State how many lines of the listing below include the word "asquithdevelopment". Give only the number.

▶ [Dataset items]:
* Start *
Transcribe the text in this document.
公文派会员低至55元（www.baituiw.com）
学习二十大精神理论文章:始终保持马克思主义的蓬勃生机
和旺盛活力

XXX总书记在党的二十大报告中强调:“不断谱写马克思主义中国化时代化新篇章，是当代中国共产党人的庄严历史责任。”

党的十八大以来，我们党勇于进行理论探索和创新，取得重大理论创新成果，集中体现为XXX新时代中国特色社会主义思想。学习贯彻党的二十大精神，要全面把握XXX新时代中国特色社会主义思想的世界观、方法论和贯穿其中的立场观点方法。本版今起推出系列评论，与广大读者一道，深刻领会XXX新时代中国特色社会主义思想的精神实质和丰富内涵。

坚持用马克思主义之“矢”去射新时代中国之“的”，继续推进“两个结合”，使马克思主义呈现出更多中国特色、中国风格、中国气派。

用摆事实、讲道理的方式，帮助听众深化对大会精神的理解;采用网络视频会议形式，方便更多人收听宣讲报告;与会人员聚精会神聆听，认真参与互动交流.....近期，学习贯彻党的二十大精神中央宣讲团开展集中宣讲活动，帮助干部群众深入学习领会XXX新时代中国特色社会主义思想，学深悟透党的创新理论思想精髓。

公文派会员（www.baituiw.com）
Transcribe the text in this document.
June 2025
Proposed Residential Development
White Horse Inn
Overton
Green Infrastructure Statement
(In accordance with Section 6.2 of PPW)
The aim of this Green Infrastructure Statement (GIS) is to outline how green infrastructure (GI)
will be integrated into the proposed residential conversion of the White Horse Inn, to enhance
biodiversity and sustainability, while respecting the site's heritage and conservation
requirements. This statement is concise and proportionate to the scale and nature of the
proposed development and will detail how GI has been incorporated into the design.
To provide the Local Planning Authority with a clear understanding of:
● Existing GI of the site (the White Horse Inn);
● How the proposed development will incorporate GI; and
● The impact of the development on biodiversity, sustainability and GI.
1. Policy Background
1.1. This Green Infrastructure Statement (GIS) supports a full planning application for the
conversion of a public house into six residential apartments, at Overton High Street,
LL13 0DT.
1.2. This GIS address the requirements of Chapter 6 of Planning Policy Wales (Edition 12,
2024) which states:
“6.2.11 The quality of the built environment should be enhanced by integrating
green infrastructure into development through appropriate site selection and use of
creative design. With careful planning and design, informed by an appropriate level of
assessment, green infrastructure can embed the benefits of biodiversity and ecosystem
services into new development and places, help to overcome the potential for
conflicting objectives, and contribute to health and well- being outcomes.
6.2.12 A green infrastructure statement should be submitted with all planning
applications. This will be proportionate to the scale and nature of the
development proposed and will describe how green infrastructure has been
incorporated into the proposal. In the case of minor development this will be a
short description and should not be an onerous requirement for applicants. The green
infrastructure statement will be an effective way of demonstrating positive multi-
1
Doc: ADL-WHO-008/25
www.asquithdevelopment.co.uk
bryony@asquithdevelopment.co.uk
* End *
▶ [THE OUTPUT]:
2